(Dataset records)
===============

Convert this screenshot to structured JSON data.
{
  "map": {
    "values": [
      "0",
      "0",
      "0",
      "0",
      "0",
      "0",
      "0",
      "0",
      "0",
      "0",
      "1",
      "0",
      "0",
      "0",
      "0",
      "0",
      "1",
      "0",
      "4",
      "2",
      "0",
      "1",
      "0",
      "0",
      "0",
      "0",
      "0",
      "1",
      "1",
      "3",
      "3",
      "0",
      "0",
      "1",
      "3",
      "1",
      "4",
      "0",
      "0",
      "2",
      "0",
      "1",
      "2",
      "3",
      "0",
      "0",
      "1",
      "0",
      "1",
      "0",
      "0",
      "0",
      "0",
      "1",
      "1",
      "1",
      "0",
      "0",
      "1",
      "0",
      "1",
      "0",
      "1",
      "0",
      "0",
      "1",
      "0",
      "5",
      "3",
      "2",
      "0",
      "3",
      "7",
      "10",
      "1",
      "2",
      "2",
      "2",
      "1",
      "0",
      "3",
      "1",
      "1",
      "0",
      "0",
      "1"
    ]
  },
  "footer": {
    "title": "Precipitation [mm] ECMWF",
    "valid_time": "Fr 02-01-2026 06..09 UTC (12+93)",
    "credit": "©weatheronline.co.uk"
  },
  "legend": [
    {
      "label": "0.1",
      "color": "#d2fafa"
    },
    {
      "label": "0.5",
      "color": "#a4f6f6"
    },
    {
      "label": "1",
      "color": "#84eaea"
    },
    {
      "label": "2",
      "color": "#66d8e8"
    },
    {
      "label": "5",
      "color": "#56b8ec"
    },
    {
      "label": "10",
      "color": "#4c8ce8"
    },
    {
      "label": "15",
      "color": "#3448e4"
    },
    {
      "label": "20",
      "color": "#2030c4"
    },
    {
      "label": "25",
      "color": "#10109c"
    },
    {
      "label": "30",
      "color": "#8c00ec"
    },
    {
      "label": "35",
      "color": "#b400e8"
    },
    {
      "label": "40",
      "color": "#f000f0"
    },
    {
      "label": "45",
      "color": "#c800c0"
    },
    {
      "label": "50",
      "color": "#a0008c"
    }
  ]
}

===============

### Exercise details
The records above should be restated word for word, please.

### Solution to this problem
Convert this screenshot to structured JSON data.
{
  "map": {
    "values": [
      "0",
      "0",
      "0",
      "0",
      "0",
      "0",
      "0",
      "0",
      "0",
      "0",
      "1",
      "0",
      "0",
      "0",
      "0",
      "0",
      "1",
      "0",
      "4",
      "2",
      "0",
      "1",
      "0",
      "0",
      "0",
      "0",
      "0",
      "1",
      "1",
      "3",
      "3",
      "0",
      "0",
      "1",
      "3",
      "1",
      "4",
      "0",
      "0",
      "2",
      "0",
      "1",
      "2",
      "3",
      "0",
      "0",
      "1",
      "0",
      "1",
      "0",
      "0",
      "0",
      "0",
      "1",
      "1",
      "1",
      "0",
      "0",
      "1",
      "0",
      "1",
      "0",
      "1",
      "0",
      "0",
      "1",
      "0",
      "5",
      "3",
      "2",
      "0",
      "3",
      "7",
      "10",
      "1",
      "2",
      "2",
      "2",
      "1",
      "0",
      "3",
      "1",
      "1",
      "0",
      "0",
      "1"
    ]
  },
  "footer": {
    "title": "Precipitation [mm] ECMWF",
    "valid_time": "Fr 02-01-2026 06..09 UTC (12+93)",
    "credit": "©weatheronline.co.uk"
  },
  "legend": [
    {
      "label": "0.1",
      "color": "#d2fafa"
    },
    {
      "label": "0.5",
      "color": "#a4f6f6"
    },
    {
      "label": "1",
      "color": "#84eaea"
    },
    {
      "label": "2",
      "color": "#66d8e8"
    },
    {
      "label": "5",
      "color": "#56b8ec"
    },
    {
      "label": "10",
      "color": "#4c8ce8"
    },
    {
      "label": "15",
      "color": "#3448e4"
    },
    {
      "label": "20",
      "color": "#2030c4"
    },
    {
      "label": "25",
      "color": "#10109c"
    },
    {
      "label": "30",
      "color": "#8c00ec"
    },
    {
      "label": "35",
      "color": "#b400e8"
    },
    {
      "label": "40",
      "color": "#f000f0"
    },
    {
      "label": "45",
      "color": "#c800c0"
    },
    {
      "label": "50",
      "color": "#a0008c"
    }
  ]
}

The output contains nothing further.